Data provided:
● ● ● ● ●

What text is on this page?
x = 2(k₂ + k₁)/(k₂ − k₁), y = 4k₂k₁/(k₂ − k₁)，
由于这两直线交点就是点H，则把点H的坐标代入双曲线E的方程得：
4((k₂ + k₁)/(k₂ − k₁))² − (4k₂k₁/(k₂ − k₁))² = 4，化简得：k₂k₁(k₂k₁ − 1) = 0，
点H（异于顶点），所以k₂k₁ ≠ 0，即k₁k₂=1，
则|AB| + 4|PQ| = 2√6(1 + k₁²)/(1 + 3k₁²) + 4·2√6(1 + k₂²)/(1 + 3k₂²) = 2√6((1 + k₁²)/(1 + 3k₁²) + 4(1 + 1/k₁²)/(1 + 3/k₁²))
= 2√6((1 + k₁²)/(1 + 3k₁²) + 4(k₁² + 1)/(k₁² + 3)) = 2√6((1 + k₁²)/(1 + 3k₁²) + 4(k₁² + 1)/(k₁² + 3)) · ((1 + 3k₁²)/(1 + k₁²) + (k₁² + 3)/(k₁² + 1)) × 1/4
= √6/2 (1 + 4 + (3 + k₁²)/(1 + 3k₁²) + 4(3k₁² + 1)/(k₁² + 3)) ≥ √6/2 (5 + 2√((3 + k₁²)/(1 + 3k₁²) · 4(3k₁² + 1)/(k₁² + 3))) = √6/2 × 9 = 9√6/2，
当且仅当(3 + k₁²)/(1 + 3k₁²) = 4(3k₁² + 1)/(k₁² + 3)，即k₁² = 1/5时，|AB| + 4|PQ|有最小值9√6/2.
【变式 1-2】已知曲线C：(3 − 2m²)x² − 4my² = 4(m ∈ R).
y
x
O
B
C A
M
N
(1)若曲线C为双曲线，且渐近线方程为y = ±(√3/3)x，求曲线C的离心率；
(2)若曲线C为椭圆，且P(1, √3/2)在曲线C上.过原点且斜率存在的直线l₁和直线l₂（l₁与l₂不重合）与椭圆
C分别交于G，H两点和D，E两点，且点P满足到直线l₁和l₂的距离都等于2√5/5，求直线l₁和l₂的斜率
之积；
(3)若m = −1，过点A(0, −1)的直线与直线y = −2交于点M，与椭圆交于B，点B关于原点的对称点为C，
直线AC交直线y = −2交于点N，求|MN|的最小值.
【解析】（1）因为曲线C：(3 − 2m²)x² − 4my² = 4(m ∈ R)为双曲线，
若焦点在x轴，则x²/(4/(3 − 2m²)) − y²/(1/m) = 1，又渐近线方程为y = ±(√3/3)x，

● ● ● ● ●

Aim: Print every record above exactly as written.

Solution below:
What text is on this page?
x = 2(k₂ + k₁)/(k₂ − k₁), y = 4k₂k₁/(k₂ − k₁)，
由于这两直线交点就是点H，则把点H的坐标代入双曲线E的方程得：
4((k₂ + k₁)/(k₂ − k₁))² − (4k₂k₁/(k₂ − k₁))² = 4，化简得：k₂k₁(k₂k₁ − 1) = 0，
点H（异于顶点），所以k₂k₁ ≠ 0，即k₁k₂=1，
则|AB| + 4|PQ| = 2√6(1 + k₁²)/(1 + 3k₁²) + 4·2√6(1 + k₂²)/(1 + 3k₂²) = 2√6((1 + k₁²)/(1 + 3k₁²) + 4(1 + 1/k₁²)/(1 + 3/k₁²))
= 2√6((1 + k₁²)/(1 + 3k₁²) + 4(k₁² + 1)/(k₁² + 3)) = 2√6((1 + k₁²)/(1 + 3k₁²) + 4(k₁² + 1)/(k₁² + 3)) · ((1 + 3k₁²)/(1 + k₁²) + (k₁² + 3)/(k₁² + 1)) × 1/4
= √6/2 (1 + 4 + (3 + k₁²)/(1 + 3k₁²) + 4(3k₁² + 1)/(k₁² + 3)) ≥ √6/2 (5 + 2√((3 + k₁²)/(1 + 3k₁²) · 4(3k₁² + 1)/(k₁² + 3))) = √6/2 × 9 = 9√6/2，
当且仅当(3 + k₁²)/(1 + 3k₁²) = 4(3k₁² + 1)/(k₁² + 3)，即k₁² = 1/5时，|AB| + 4|PQ|有最小值9√6/2.
【变式 1-2】已知曲线C：(3 − 2m²)x² − 4my² = 4(m ∈ R).
y
x
O
B
C A
M
N
(1)若曲线C为双曲线，且渐近线方程为y = ±(√3/3)x，求曲线C的离心率；
(2)若曲线C为椭圆，且P(1, √3/2)在曲线C上.过原点且斜率存在的直线l₁和直线l₂（l₁与l₂不重合）与椭圆
C分别交于G，H两点和D，E两点，且点P满足到直线l₁和l₂的距离都等于2√5/5，求直线l₁和l₂的斜率
之积；
(3)若m = −1，过点A(0, −1)的直线与直线y = −2交于点M，与椭圆交于B，点B关于原点的对称点为C，
直线AC交直线y = −2交于点N，求|MN|的最小值.
【解析】（1）因为曲线C：(3 − 2m²)x² − 4my² = 4(m ∈ R)为双曲线，
若焦点在x轴，则x²/(4/(3 − 2m²)) − y²/(1/m) = 1，又渐近线方程为y = ±(√3/3)x，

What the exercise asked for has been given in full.